# start of Extract

The next week, at home against the Saints, with another six days of preparation, Dobbs completed two-thirds of his pass attempts while throwing for 268 yards and a touchdown. He not only lifted Minnesota to another win; he vaulted the franchise back into NFC North contention.
After the disastrous play against the Broncos, Dobbs, well, engineers another drive at the end of the first quarter. On the first play of the second, he finds tight end Josh Oliver in the right flat for another score. This sequence reminds Mench of a favorite moment from their time together, from Dobbs’s junior season in 2016, when wildfires devastated nearby Gatlinburg and Dobbs drove, by himself, to visit a temporary shelter set up for victims. Dobbs didn’t do this for fanfare or followers on social media. He did this because he considered the gesture the right thing to do and nothing more.
“That’s part of this,” Mench says. “He’s calm. He’s collected. He puts in so, so much. That will add up over time.”
Or, in the case of Sunday, over games. Dobbs moves the Vikings’s offense downfield on another drive in the second quarter, netting a field goal and a 10–9 lead at halftime of a nationally televised affair played in the thinnest of air. The circumstances could not have been more difficult. But in Dobbs, Mench sees someone “who’s at his best when he thinks he’s destined to do that thing.”
He cites another example: Early into childhood, Dobbs became aware of a milestone his mother, Stephanie, reached. Through high school, she had perfect attendance. This, Joshua decided, was also his destiny. And he also reached perfect attendance, even if it meant delaying recruiting visits or missing them altogether.
After one Dobbs scramble, that nets another touchdown on Minnesota’s first second-half possession, a sacrilegious question must be posed. Because of the scramble, the jersey number (15) and the improvisational nature of his play, doesn’t Dobbs recall, even vaguely, Patrick Mahomes?
Mench doesn’t disagree, as another story surfaces from the pylon Dobbs collides with as he scores. Dobbs created his own tradition at Tennessee. He would take pylons as souvenirs after games. “I don’t know if he still does this in the NFL,” Mench says. “But, really, seriously, he has a room full of pylons.”
Of course, Dobbs’s tradition centered on the rare structure within the boundaries of a football field.
Still, missions can go awry, even for the rocket scientists among us. This happens against the Broncos and on consecutive possessions—an Alexander Mattison fumble ends another drive already in field goal range, and Dobbs throws his first interception for Minnesota. Denver kicks field goals after both turnovers, trimming the Vikings’ lead to 17–15 and creating an opening for the first Houston-we-have-a-problem reference in an NFL game that doesn’t involve the Texans.

# end of Extract

Tasks and exercises:
- 1) What did Dobbs take home as souvenirs after games at Tennessee, according to the article on his Vikings debut season?
- 2) Pick up the article on Dobbs and the Vikings after its final sentence and write the next part.

# start of Information given

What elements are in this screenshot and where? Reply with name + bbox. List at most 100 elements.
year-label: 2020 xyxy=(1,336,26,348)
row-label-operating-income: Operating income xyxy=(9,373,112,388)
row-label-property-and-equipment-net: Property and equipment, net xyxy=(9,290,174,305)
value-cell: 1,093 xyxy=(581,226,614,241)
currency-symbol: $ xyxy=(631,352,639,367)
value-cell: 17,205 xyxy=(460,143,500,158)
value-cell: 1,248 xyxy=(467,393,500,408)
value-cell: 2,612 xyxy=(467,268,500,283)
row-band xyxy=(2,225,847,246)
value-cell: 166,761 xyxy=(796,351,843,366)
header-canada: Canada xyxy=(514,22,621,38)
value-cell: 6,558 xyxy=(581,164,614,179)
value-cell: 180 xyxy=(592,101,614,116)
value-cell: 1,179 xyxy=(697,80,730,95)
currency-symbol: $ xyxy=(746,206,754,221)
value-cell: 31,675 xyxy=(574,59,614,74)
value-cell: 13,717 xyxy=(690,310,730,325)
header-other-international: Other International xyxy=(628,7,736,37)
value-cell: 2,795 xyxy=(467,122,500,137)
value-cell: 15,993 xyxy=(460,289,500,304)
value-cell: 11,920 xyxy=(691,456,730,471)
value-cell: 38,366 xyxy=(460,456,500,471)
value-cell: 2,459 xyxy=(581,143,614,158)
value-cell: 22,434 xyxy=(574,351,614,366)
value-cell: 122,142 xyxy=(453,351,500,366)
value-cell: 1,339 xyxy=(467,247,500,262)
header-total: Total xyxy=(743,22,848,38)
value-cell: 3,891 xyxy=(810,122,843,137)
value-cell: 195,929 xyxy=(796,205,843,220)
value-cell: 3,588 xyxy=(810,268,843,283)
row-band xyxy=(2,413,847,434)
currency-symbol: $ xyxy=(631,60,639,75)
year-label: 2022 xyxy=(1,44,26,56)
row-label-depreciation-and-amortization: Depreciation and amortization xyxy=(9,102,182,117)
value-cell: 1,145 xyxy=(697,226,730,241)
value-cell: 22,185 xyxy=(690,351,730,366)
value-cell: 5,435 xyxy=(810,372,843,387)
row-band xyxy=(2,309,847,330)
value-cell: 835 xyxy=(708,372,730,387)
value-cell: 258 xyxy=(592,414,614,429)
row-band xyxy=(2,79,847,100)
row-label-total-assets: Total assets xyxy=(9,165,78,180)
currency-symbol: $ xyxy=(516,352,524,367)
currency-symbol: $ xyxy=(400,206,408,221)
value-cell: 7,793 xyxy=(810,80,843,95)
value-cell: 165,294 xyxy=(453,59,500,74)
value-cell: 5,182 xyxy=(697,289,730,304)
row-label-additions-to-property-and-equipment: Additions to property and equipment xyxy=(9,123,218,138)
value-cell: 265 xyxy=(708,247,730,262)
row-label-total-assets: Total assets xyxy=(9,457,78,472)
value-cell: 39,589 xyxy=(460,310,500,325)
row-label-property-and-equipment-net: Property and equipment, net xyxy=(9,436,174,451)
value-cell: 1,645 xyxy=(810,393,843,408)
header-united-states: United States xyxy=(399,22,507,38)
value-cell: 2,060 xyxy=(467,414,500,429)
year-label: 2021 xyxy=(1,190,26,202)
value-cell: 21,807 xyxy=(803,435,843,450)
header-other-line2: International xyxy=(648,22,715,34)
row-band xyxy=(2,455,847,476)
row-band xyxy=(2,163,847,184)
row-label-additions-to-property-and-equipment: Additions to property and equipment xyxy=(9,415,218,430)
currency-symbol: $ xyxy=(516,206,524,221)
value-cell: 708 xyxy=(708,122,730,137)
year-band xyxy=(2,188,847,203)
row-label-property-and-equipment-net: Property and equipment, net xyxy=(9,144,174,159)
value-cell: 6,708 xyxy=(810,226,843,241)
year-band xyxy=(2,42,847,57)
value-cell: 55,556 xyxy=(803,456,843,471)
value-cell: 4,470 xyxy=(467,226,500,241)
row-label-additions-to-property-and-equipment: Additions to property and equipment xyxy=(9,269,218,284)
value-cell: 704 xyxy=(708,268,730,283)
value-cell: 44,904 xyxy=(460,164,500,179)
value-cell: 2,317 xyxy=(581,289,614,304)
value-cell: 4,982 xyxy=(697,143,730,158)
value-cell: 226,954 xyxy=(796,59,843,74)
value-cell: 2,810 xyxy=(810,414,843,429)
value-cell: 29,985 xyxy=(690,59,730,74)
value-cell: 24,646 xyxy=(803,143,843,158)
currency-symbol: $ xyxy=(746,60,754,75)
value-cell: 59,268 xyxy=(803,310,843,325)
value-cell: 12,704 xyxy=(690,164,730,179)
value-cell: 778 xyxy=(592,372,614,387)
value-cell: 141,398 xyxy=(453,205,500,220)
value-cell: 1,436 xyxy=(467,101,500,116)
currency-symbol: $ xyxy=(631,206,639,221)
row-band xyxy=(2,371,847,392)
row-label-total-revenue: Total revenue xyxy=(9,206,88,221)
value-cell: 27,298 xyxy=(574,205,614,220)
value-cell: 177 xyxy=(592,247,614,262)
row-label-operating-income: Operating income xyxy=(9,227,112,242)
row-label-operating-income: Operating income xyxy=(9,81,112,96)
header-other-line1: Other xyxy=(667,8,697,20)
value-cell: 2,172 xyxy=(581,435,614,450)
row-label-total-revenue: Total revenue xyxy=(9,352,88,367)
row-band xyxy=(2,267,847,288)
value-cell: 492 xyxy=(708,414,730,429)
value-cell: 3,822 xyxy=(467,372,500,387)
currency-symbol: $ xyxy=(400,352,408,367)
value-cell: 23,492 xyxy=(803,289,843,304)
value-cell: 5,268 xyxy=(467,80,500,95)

# end of Information given

The replies:
- 1) Pylons.

- 2)
Mench happily heads down a rabbit hole I’ve introduced, centered on similarities between football and engineering. I’m arguing that we’re early into football’s Nerd era, in which big brains are valued more than big muscles, because what matters in the modern NFL are fractions of seconds. Players are too fast, and decisions must be made too quickly for anything else to matter more. The Kyle Shanahan coaching tree is responsible for this shift, for speeding up the game and valuing precision and thinkers and deception born from both. Even the members of that tree who marry Instagram models (Sean McVay) rank among football’s biggest nerds. They’re making the NFL more like the NBA, more positionless, more creative. Even their schemes are simplified, with fewer overall plays, and charged with complexity, from so many variations available for each one. How teams defend them becomes data to input and counter and counter off counters. The next step—only sort of joking here—is someone naming a supercomputer designed specifically to dominate pro football as an assistant head coach.
So … did the NFL, in some ways, evolve toward Dobbs?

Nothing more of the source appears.